_What you need to do:_
Read through the data and count the lines that contain the string "thảo"; give only the result.

_Dataset extract:_
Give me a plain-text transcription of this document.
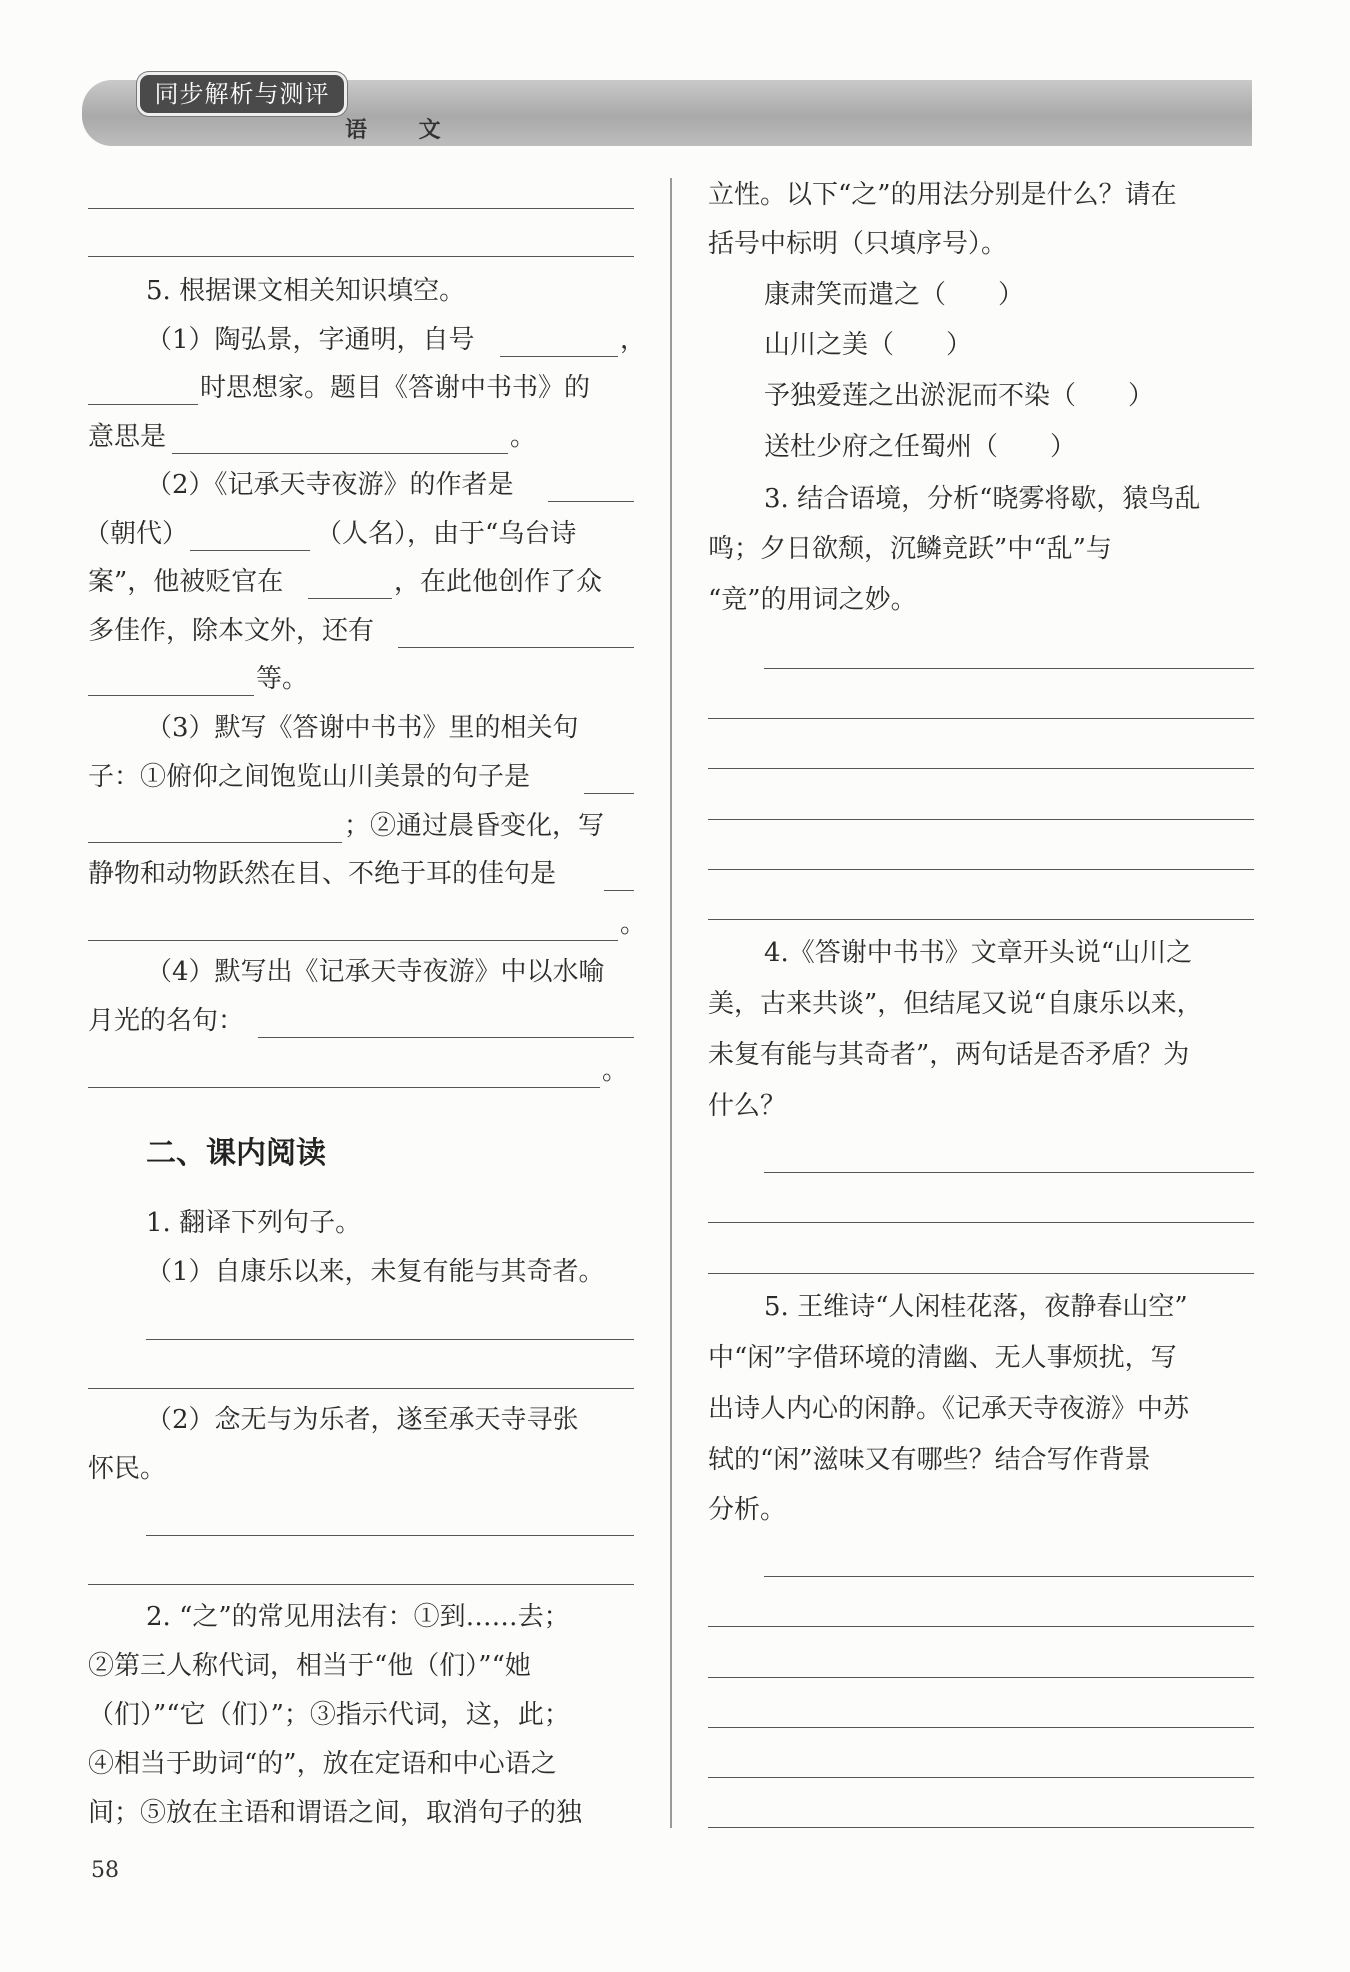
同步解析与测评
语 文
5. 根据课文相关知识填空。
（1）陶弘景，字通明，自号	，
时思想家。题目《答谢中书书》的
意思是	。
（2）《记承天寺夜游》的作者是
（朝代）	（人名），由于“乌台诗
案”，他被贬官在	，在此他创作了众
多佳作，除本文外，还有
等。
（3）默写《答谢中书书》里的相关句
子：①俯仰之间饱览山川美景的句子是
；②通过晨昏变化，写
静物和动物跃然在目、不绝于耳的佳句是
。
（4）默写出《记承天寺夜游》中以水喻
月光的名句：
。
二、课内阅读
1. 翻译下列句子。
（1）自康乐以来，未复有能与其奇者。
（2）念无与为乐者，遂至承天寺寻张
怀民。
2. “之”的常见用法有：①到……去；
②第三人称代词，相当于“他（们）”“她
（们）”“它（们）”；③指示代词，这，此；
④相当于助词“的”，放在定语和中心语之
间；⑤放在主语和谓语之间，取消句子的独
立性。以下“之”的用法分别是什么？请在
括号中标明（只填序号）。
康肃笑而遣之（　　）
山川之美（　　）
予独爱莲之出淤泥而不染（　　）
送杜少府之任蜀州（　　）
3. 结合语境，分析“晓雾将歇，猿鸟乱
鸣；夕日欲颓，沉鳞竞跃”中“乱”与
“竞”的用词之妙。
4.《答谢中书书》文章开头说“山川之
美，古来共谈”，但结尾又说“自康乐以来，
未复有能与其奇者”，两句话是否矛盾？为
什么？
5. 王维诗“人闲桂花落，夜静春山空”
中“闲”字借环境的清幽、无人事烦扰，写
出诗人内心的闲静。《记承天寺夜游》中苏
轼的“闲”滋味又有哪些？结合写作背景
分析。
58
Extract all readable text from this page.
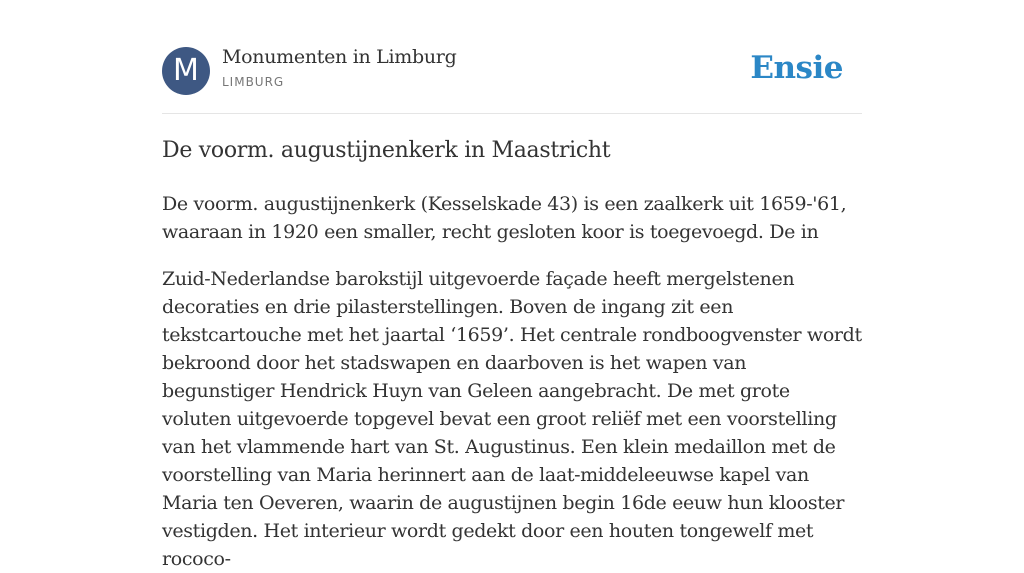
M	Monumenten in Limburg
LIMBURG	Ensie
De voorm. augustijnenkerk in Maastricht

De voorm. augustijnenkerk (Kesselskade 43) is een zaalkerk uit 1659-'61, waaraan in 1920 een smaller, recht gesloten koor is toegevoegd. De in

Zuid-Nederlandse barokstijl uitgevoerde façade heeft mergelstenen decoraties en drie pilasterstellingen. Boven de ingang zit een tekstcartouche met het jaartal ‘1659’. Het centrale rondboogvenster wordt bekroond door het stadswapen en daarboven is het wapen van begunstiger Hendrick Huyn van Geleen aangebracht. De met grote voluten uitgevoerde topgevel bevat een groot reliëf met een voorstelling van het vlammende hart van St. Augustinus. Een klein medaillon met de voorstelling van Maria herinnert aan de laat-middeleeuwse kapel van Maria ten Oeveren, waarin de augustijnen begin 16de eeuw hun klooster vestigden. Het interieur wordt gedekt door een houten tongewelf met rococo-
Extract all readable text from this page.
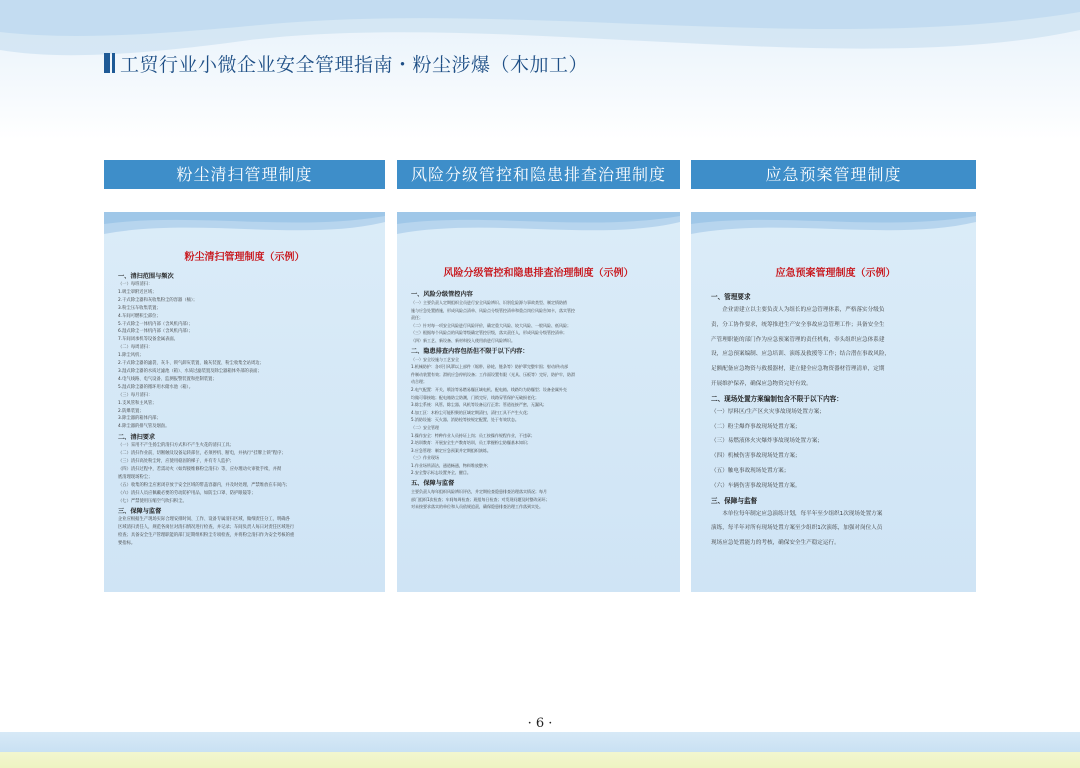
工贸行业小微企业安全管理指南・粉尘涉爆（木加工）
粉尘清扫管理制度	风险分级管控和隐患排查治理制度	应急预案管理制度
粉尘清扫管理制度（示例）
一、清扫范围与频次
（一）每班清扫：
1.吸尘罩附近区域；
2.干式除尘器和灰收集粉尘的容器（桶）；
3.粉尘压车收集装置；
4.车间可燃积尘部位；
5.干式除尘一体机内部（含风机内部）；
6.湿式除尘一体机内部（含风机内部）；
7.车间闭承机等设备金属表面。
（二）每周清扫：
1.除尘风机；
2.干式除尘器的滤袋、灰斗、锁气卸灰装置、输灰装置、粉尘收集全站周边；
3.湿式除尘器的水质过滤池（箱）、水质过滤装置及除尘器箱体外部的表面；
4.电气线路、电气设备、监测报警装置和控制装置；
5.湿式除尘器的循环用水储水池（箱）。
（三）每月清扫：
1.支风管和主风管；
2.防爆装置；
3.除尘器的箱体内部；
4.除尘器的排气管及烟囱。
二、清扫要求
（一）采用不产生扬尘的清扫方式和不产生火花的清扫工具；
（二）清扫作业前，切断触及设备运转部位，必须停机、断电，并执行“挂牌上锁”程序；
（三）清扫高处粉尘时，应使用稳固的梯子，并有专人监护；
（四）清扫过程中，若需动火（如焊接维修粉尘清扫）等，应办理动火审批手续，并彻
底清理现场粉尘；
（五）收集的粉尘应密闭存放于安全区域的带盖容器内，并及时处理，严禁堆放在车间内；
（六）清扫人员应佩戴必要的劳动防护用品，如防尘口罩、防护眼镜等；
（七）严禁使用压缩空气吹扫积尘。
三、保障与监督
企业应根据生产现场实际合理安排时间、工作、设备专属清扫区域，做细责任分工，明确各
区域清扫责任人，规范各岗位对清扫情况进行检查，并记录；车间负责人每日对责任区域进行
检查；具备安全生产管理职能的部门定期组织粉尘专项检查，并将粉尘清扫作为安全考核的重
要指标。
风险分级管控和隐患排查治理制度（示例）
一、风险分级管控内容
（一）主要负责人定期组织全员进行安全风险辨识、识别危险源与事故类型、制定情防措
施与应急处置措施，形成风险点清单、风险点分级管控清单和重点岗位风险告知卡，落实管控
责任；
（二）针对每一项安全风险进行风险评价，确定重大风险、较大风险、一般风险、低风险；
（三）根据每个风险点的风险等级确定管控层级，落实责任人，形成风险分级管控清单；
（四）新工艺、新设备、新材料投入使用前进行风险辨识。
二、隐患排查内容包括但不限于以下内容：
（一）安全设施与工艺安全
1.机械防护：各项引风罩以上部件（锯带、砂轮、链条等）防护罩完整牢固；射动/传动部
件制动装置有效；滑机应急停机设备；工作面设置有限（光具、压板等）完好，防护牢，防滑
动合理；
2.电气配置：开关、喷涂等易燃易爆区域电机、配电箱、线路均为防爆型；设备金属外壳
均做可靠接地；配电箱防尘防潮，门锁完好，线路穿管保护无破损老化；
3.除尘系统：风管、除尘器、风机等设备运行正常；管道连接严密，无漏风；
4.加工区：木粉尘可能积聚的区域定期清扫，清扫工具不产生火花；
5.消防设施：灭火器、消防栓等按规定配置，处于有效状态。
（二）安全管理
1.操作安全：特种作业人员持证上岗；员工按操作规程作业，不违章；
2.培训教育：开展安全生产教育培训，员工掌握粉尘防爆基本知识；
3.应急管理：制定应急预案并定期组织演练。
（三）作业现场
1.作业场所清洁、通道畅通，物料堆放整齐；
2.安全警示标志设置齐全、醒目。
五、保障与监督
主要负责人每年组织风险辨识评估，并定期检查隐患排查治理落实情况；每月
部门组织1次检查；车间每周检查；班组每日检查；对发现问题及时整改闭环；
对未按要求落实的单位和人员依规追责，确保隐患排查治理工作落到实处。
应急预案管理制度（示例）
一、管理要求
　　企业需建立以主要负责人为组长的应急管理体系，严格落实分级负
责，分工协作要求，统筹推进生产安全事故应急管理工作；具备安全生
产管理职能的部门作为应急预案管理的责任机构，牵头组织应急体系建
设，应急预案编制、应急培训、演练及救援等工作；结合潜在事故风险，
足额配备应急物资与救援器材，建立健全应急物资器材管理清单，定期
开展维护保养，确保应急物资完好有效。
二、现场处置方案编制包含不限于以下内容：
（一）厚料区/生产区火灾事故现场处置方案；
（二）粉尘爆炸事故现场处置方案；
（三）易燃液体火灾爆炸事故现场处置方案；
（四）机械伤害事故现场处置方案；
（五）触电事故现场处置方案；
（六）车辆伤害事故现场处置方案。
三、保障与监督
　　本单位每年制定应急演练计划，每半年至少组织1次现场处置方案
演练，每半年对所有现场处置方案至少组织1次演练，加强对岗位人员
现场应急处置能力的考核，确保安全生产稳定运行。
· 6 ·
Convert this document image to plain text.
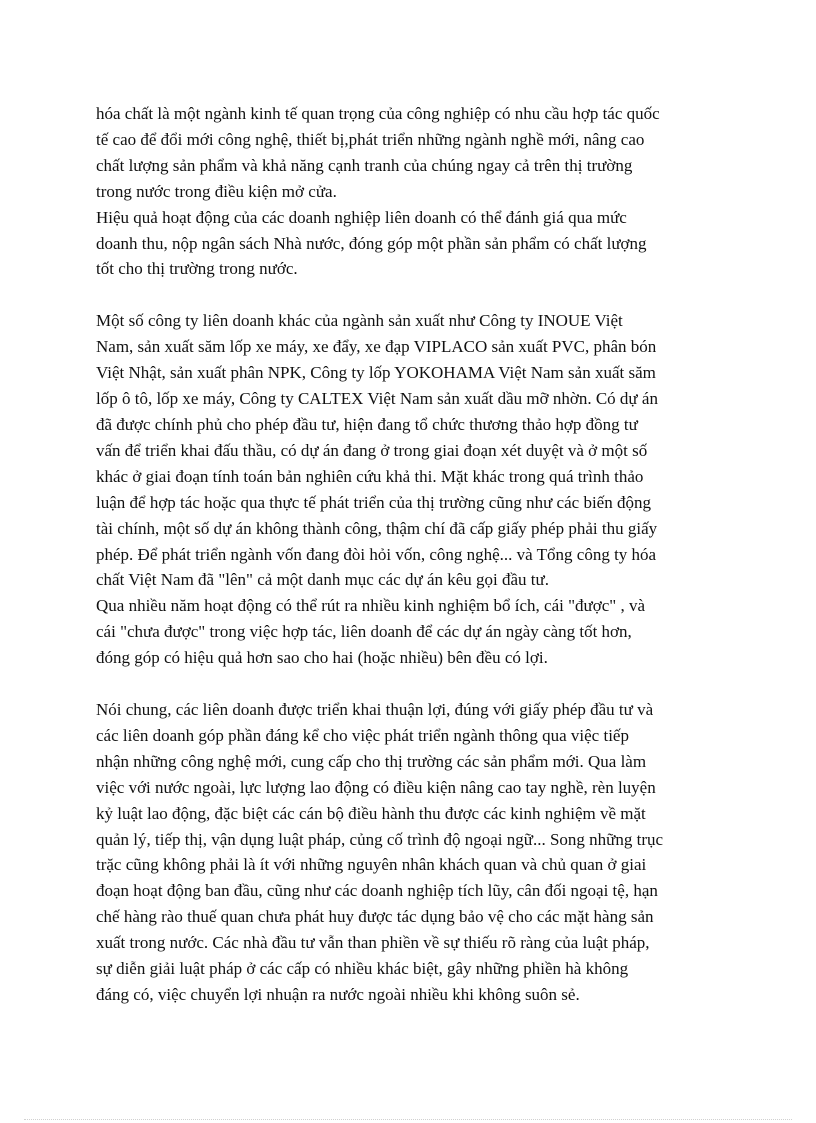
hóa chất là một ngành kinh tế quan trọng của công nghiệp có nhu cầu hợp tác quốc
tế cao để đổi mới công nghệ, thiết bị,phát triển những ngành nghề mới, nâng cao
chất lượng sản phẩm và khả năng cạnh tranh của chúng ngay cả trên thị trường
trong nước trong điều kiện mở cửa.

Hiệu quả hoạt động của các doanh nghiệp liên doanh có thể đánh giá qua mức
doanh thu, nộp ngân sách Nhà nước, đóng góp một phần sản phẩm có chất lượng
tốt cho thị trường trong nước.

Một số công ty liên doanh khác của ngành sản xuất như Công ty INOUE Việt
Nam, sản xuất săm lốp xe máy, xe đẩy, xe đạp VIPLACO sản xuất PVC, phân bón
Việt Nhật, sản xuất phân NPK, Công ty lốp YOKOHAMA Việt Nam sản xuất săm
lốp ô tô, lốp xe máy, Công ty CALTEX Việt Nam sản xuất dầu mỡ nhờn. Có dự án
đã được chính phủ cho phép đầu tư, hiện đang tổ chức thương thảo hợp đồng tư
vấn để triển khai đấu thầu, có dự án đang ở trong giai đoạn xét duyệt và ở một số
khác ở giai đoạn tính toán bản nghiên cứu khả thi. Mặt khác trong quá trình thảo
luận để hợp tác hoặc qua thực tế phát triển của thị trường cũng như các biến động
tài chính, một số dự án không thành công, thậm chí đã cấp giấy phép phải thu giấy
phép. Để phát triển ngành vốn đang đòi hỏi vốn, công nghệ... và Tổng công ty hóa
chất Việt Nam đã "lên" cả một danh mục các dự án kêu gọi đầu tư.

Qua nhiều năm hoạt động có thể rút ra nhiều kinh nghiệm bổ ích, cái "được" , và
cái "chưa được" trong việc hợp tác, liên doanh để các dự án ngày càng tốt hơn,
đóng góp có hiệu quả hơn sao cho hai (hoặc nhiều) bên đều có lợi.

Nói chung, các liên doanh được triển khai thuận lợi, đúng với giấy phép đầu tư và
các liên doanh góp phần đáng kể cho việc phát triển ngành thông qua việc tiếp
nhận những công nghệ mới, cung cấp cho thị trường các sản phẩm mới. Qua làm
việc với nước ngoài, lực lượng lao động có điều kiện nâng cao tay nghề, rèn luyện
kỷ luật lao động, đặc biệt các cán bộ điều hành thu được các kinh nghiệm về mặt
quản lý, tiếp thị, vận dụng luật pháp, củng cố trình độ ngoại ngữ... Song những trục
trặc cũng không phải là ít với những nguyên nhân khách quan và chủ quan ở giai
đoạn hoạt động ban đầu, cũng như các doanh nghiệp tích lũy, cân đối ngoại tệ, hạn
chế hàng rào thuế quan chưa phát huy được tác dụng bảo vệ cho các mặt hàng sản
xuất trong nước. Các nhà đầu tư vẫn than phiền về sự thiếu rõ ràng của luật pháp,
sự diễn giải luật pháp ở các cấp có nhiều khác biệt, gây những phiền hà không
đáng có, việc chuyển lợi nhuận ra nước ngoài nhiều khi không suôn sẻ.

_Answer in full:_
2